-- begin Material provided --

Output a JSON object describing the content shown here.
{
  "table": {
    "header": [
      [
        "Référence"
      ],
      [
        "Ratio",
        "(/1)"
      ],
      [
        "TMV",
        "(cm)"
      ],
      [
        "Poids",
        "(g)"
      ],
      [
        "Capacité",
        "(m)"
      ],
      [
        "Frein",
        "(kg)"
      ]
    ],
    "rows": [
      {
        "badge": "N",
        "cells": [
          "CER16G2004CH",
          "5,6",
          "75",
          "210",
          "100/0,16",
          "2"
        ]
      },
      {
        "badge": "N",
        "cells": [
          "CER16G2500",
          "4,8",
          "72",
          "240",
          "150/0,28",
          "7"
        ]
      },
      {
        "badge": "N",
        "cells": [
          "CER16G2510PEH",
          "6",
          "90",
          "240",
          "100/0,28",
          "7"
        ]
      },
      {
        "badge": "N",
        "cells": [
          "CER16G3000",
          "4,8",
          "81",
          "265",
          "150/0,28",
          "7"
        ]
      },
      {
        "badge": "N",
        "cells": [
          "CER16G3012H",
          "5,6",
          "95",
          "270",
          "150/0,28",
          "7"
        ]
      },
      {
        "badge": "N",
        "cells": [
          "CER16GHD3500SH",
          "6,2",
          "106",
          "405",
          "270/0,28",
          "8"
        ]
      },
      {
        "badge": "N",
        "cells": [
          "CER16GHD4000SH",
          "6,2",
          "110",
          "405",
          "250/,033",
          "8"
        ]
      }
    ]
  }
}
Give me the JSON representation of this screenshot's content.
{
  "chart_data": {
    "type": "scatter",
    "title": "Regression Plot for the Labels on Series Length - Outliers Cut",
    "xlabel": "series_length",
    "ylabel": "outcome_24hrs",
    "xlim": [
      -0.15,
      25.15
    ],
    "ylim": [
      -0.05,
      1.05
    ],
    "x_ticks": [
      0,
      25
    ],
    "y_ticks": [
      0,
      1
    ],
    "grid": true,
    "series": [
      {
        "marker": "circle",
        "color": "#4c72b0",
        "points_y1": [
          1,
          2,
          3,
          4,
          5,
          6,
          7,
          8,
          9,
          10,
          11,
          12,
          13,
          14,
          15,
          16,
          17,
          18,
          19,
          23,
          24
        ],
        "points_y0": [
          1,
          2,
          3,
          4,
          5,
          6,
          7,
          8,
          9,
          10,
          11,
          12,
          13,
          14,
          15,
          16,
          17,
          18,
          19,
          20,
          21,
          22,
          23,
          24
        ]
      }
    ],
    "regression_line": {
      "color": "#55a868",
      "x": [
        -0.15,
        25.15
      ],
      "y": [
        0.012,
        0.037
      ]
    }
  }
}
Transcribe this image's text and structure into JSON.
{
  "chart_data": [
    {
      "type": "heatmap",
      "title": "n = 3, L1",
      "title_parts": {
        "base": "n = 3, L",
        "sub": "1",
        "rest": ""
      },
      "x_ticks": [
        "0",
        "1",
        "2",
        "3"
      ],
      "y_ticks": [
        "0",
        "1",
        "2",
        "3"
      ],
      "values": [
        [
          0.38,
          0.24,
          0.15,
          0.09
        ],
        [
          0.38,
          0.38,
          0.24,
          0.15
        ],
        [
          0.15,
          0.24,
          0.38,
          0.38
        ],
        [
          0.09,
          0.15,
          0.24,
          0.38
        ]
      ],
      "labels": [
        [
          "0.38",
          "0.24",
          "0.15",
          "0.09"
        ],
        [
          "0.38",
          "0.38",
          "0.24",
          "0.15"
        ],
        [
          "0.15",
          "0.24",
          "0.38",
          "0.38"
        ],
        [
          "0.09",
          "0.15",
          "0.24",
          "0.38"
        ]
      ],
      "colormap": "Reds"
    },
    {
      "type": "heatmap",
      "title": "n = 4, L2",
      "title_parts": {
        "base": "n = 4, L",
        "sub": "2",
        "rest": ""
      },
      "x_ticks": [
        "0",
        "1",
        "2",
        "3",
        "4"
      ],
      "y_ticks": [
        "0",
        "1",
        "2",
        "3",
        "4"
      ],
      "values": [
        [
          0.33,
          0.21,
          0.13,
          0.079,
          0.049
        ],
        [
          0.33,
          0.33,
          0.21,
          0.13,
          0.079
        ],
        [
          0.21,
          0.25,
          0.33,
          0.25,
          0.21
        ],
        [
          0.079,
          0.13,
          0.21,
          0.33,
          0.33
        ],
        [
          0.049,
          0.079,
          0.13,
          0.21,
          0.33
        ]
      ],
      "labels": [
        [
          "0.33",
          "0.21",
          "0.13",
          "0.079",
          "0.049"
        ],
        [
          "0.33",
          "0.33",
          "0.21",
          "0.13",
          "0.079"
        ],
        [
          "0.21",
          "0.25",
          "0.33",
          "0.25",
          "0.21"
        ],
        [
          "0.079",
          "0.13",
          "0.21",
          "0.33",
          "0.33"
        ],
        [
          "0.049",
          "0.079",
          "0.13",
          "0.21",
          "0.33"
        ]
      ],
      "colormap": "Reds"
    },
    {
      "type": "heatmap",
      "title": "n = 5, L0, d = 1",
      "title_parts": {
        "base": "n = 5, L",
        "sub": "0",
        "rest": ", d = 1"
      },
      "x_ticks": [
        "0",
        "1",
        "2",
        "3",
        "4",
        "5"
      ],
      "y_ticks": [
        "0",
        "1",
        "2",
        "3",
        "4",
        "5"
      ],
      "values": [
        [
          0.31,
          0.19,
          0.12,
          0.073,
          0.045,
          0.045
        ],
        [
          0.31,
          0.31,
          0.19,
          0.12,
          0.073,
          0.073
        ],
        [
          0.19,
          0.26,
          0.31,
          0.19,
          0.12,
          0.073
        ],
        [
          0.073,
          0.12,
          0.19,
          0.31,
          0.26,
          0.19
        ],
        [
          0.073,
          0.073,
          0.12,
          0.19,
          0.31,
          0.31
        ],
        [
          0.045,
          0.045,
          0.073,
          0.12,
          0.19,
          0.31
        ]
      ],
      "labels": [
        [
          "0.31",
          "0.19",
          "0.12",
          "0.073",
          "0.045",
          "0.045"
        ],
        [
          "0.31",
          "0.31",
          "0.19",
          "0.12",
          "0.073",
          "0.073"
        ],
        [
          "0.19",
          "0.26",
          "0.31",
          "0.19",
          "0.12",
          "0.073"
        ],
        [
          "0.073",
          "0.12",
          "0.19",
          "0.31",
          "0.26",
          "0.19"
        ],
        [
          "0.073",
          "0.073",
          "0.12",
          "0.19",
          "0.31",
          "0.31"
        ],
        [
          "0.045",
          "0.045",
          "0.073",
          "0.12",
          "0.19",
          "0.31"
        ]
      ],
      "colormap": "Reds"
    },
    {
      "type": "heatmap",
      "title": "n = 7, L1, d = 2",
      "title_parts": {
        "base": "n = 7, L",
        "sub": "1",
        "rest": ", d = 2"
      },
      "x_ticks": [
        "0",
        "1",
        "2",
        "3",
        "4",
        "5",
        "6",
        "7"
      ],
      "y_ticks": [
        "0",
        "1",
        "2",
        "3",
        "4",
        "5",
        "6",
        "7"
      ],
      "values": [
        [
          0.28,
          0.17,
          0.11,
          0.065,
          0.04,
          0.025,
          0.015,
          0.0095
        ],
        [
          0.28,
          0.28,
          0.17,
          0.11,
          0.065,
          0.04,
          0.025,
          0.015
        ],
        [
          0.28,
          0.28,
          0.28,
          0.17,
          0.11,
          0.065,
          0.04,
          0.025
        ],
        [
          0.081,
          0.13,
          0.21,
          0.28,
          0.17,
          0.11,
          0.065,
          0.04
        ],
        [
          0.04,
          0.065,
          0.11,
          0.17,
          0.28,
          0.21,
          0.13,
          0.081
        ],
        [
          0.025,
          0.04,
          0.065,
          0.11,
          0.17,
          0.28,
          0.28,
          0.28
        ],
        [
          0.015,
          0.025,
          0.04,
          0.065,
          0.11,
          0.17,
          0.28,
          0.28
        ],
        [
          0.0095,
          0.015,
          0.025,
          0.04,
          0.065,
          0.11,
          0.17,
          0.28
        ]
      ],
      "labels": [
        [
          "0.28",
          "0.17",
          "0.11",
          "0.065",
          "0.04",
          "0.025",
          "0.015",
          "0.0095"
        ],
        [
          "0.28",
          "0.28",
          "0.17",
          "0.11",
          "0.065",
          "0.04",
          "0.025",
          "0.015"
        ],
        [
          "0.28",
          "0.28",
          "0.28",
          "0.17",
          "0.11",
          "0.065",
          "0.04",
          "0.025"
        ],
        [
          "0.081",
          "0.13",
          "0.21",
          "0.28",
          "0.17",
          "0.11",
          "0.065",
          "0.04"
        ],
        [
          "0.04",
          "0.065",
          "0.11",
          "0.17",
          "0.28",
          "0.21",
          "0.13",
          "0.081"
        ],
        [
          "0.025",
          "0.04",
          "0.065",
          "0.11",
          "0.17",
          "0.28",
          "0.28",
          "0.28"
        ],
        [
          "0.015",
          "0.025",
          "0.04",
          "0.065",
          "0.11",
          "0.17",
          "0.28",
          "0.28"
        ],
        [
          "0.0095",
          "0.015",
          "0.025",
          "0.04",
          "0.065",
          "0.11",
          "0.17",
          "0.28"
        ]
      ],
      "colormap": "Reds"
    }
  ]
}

-- end Material provided --

» What you will do:
Scan the entries above. Copy each line that has the string "this".

» Written reply:
Give me the JSON representation of this screenshot's content.
Transcribe this image's text and structure into JSON.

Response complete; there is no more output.